# Given records:
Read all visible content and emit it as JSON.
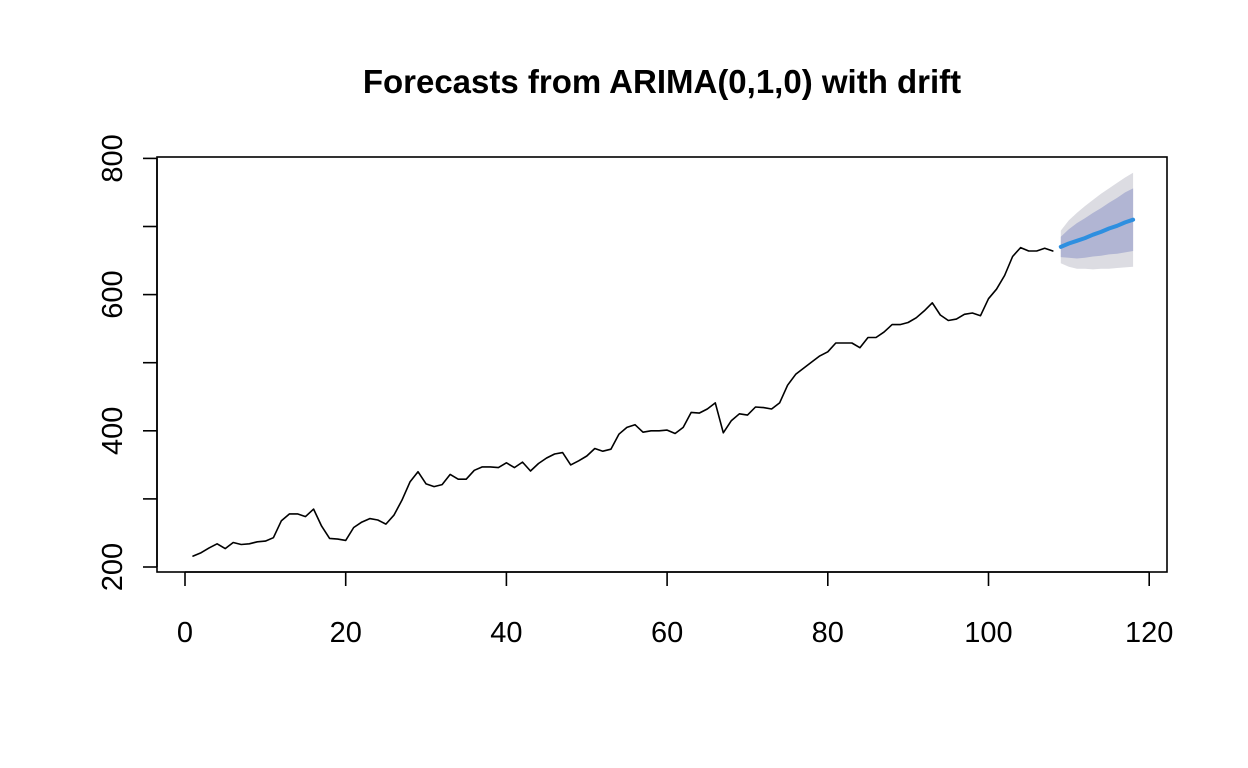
{
  "chart_data": {
    "type": "line",
    "title": "Forecasts from ARIMA(0,1,0) with drift",
    "xlabel": "",
    "ylabel": "",
    "xlim": [
      -5,
      122
    ],
    "ylim": [
      196,
      800
    ],
    "x_ticks": [
      0,
      20,
      40,
      60,
      80,
      100,
      120
    ],
    "y_ticks": [
      200,
      300,
      400,
      500,
      600,
      700,
      800
    ],
    "x_tick_labels": [
      "0",
      "20",
      "40",
      "60",
      "80",
      "100",
      "120"
    ],
    "y_tick_labels": [
      "200",
      "",
      "400",
      "",
      "600",
      "",
      "800"
    ],
    "grid": false,
    "legend": "none",
    "colors": {
      "series": "#000000",
      "forecast": "#2e8fe0",
      "band80": "#b1b5d3",
      "band95": "#dcdce2",
      "axis": "#000000"
    },
    "series": [
      {
        "role": "observed",
        "x": [
          1,
          2,
          3,
          4,
          5,
          6,
          7,
          8,
          9,
          10,
          11,
          12,
          13,
          14,
          15,
          16,
          17,
          18,
          19,
          20,
          21,
          22,
          23,
          24,
          25,
          26,
          27,
          28,
          29,
          30,
          31,
          32,
          33,
          34,
          35,
          36,
          37,
          38,
          39,
          40,
          41,
          42,
          43,
          44,
          45,
          46,
          47,
          48,
          49,
          50,
          51,
          52,
          53,
          54,
          55,
          56,
          57,
          58,
          59,
          60,
          61,
          62,
          63,
          64,
          65,
          66,
          67,
          68,
          69,
          70,
          71,
          72,
          73,
          74,
          75,
          76,
          77,
          78,
          79,
          80,
          81,
          82,
          83,
          84,
          85,
          86,
          87,
          88,
          89,
          90,
          91,
          92,
          93,
          94,
          95,
          96,
          97,
          98,
          99,
          100,
          101,
          102,
          103,
          104,
          105,
          106,
          107,
          108
        ],
        "values": [
          216,
          221,
          228,
          234,
          227,
          236,
          233,
          234,
          237,
          238,
          243,
          268,
          278,
          278,
          274,
          285,
          260,
          242,
          241,
          239,
          258,
          266,
          271,
          269,
          263,
          276,
          298,
          325,
          340,
          322,
          318,
          321,
          336,
          329,
          329,
          342,
          347,
          347,
          346,
          353,
          346,
          354,
          341,
          352,
          360,
          366,
          368,
          350,
          356,
          363,
          374,
          370,
          373,
          395,
          405,
          409,
          398,
          400,
          400,
          401,
          396,
          405,
          427,
          426,
          432,
          441,
          397,
          415,
          425,
          423,
          435,
          434,
          432,
          441,
          467,
          483,
          492,
          501,
          510,
          516,
          529,
          529,
          529,
          522,
          537,
          537,
          545,
          556,
          556,
          559,
          566,
          576,
          588,
          570,
          562,
          564,
          571,
          573,
          569,
          594,
          608,
          628,
          656,
          669,
          664,
          664,
          668,
          664
        ]
      },
      {
        "role": "forecast",
        "x": [
          109,
          110,
          111,
          112,
          113,
          114,
          115,
          116,
          117,
          118
        ],
        "values": [
          670,
          675,
          679,
          683,
          688,
          692,
          697,
          701,
          706,
          710
        ]
      }
    ],
    "intervals": [
      {
        "level": "95%",
        "x": [
          109,
          110,
          111,
          112,
          113,
          114,
          115,
          116,
          117,
          118
        ],
        "lower": [
          646,
          641,
          638,
          638,
          637,
          638,
          638,
          639,
          640,
          641
        ],
        "upper": [
          694,
          709,
          720,
          730,
          739,
          748,
          756,
          764,
          772,
          779
        ]
      },
      {
        "level": "80%",
        "x": [
          109,
          110,
          111,
          112,
          113,
          114,
          115,
          116,
          117,
          118
        ],
        "lower": [
          655,
          654,
          653,
          654,
          656,
          657,
          659,
          660,
          662,
          664
        ],
        "upper": [
          685,
          696,
          705,
          712,
          720,
          727,
          735,
          742,
          750,
          756
        ]
      }
    ]
  }
}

# Exercise:
Transcribe every entry word for word, but skip the pictures.

# Complete output:
Read all visible content and emit it as JSON.
{
  "chart_data": {
    "type": "line",
    "title": "Forecasts from ARIMA(0,1,0) with drift",
    "xlabel": "",
    "ylabel": "",
    "xlim": [
      -5,
      122
    ],
    "ylim": [
      196,
      800
    ],
    "x_ticks": [
      0,
      20,
      40,
      60,
      80,
      100,
      120
    ],
    "y_ticks": [
      200,
      300,
      400,
      500,
      600,
      700,
      800
    ],
    "x_tick_labels": [
      "0",
      "20",
      "40",
      "60",
      "80",
      "100",
      "120"
    ],
    "y_tick_labels": [
      "200",
      "",
      "400",
      "",
      "600",
      "",
      "800"
    ],
    "grid": false,
    "legend": "none",
    "colors": {
      "series": "#000000",
      "forecast": "#2e8fe0",
      "band80": "#b1b5d3",
      "band95": "#dcdce2",
      "axis": "#000000"
    },
    "series": [
      {
        "role": "observed",
        "x": [
          1,
          2,
          3,
          4,
          5,
          6,
          7,
          8,
          9,
          10,
          11,
          12,
          13,
          14,
          15,
          16,
          17,
          18,
          19,
          20,
          21,
          22,
          23,
          24,
          25,
          26,
          27,
          28,
          29,
          30,
          31,
          32,
          33,
          34,
          35,
          36,
          37,
          38,
          39,
          40,
          41,
          42,
          43,
          44,
          45,
          46,
          47,
          48,
          49,
          50,
          51,
          52,
          53,
          54,
          55,
          56,
          57,
          58,
          59,
          60,
          61,
          62,
          63,
          64,
          65,
          66,
          67,
          68,
          69,
          70,
          71,
          72,
          73,
          74,
          75,
          76,
          77,
          78,
          79,
          80,
          81,
          82,
          83,
          84,
          85,
          86,
          87,
          88,
          89,
          90,
          91,
          92,
          93,
          94,
          95,
          96,
          97,
          98,
          99,
          100,
          101,
          102,
          103,
          104,
          105,
          106,
          107,
          108
        ],
        "values": [
          216,
          221,
          228,
          234,
          227,
          236,
          233,
          234,
          237,
          238,
          243,
          268,
          278,
          278,
          274,
          285,
          260,
          242,
          241,
          239,
          258,
          266,
          271,
          269,
          263,
          276,
          298,
          325,
          340,
          322,
          318,
          321,
          336,
          329,
          329,
          342,
          347,
          347,
          346,
          353,
          346,
          354,
          341,
          352,
          360,
          366,
          368,
          350,
          356,
          363,
          374,
          370,
          373,
          395,
          405,
          409,
          398,
          400,
          400,
          401,
          396,
          405,
          427,
          426,
          432,
          441,
          397,
          415,
          425,
          423,
          435,
          434,
          432,
          441,
          467,
          483,
          492,
          501,
          510,
          516,
          529,
          529,
          529,
          522,
          537,
          537,
          545,
          556,
          556,
          559,
          566,
          576,
          588,
          570,
          562,
          564,
          571,
          573,
          569,
          594,
          608,
          628,
          656,
          669,
          664,
          664,
          668,
          664
        ]
      },
      {
        "role": "forecast",
        "x": [
          109,
          110,
          111,
          112,
          113,
          114,
          115,
          116,
          117,
          118
        ],
        "values": [
          670,
          675,
          679,
          683,
          688,
          692,
          697,
          701,
          706,
          710
        ]
      }
    ],
    "intervals": [
      {
        "level": "95%",
        "x": [
          109,
          110,
          111,
          112,
          113,
          114,
          115,
          116,
          117,
          118
        ],
        "lower": [
          646,
          641,
          638,
          638,
          637,
          638,
          638,
          639,
          640,
          641
        ],
        "upper": [
          694,
          709,
          720,
          730,
          739,
          748,
          756,
          764,
          772,
          779
        ]
      },
      {
        "level": "80%",
        "x": [
          109,
          110,
          111,
          112,
          113,
          114,
          115,
          116,
          117,
          118
        ],
        "lower": [
          655,
          654,
          653,
          654,
          656,
          657,
          659,
          660,
          662,
          664
        ],
        "upper": [
          685,
          696,
          705,
          712,
          720,
          727,
          735,
          742,
          750,
          756
        ]
      }
    ]
  }
}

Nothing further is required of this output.